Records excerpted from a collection
<<<<

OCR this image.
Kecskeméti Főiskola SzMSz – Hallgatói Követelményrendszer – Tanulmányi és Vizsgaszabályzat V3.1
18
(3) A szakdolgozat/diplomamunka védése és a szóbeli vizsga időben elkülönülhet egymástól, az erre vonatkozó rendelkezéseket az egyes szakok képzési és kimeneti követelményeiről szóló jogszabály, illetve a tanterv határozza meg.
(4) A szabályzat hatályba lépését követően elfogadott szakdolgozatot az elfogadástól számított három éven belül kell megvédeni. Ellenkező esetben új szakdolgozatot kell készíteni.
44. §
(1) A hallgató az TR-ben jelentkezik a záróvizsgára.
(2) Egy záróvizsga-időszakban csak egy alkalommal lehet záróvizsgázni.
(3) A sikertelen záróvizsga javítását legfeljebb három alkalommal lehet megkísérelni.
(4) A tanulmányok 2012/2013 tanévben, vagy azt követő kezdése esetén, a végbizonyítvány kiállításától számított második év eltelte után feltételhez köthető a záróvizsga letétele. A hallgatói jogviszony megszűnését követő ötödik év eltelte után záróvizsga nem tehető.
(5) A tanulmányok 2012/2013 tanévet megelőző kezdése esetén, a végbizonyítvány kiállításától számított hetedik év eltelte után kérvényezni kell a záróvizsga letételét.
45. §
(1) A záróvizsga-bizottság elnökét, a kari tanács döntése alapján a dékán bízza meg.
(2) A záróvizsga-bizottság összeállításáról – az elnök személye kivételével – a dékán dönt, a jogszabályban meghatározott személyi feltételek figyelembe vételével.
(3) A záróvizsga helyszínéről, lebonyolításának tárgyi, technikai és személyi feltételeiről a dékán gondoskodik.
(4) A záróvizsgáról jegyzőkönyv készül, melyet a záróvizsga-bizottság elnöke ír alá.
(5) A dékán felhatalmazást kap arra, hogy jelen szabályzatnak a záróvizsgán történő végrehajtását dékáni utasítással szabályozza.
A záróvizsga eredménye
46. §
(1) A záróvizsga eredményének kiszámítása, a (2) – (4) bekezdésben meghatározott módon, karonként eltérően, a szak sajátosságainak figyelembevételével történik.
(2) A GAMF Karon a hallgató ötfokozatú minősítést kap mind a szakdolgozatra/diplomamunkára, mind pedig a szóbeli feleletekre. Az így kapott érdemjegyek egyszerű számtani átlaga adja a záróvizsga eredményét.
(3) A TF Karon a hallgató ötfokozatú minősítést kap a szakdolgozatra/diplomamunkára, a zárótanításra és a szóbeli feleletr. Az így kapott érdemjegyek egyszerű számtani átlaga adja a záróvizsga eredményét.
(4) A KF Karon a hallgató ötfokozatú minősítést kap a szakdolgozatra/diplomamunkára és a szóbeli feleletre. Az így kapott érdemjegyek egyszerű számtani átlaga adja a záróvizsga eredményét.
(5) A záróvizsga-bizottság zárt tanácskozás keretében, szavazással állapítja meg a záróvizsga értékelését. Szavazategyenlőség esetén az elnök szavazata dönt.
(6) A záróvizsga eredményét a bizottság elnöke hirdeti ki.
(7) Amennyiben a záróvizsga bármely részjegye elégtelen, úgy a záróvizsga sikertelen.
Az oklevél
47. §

>>>>

**Your instructions:** Keep only the lines that hold the string "eredményét", and copy them out.

**Answer below:**
(2) A GAMF Karon a hallgató ötfokozatú minősítést kap mind a szakdolgozatra/diplomamunkára, mind pedig a szóbeli feleletekre. Az így kapott érdemjegyek egyszerű számtani átlaga adja a záróvizsga eredményét.
(3) A TF Karon a hallgató ötfokozatú minősítést kap a szakdolgozatra/diplomamunkára, a zárótanításra és a szóbeli feleletr. Az így kapott érdemjegyek egyszerű számtani átlaga adja a záróvizsga eredményét.
(4) A KF Karon a hallgató ötfokozatú minősítést kap a szakdolgozatra/diplomamunkára és a szóbeli feleletre. Az így kapott érdemjegyek egyszerű számtani átlaga adja a záróvizsga eredményét.
(6) A záróvizsga eredményét a bizottság elnöke hirdeti ki.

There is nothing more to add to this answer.